-- Short task --
Within the listing below, locate all lines containing the word "level". Copy each one.

-- Extracted records --
--- begin ---
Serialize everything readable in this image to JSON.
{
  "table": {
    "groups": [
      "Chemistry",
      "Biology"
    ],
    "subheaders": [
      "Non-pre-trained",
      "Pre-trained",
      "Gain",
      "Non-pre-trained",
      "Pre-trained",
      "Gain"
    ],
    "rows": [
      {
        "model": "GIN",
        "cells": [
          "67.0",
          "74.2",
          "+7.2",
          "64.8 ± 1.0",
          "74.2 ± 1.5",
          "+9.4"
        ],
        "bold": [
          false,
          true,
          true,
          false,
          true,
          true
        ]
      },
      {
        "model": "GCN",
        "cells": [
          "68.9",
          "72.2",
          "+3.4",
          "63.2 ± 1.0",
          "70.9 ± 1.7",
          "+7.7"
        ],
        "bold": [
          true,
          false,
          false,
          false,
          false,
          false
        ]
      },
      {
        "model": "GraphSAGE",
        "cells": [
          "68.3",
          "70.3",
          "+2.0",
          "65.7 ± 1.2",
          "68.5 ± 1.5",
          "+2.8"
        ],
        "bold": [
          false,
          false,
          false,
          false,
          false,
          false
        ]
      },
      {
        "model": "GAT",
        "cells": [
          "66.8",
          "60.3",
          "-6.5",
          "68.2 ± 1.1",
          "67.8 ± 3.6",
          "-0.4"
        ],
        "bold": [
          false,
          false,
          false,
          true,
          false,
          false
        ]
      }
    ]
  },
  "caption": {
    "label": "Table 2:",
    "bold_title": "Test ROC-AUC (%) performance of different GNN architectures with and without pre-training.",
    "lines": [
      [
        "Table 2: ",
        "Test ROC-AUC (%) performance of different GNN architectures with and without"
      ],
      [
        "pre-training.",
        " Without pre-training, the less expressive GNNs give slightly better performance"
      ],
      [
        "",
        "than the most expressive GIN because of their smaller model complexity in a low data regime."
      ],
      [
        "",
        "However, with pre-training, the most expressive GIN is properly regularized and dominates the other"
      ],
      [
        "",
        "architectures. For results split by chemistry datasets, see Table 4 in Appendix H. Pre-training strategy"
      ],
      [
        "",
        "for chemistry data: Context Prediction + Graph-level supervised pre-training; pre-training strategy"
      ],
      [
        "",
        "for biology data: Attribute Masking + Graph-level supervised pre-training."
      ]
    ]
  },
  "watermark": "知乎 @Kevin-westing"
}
--- end ---
-- Output of the exercise --
        "for chemistry data: Context Prediction + Graph-level supervised pre-training; pre-training strategy"
        "for biology data: Attribute Masking + Graph-level supervised pre-training."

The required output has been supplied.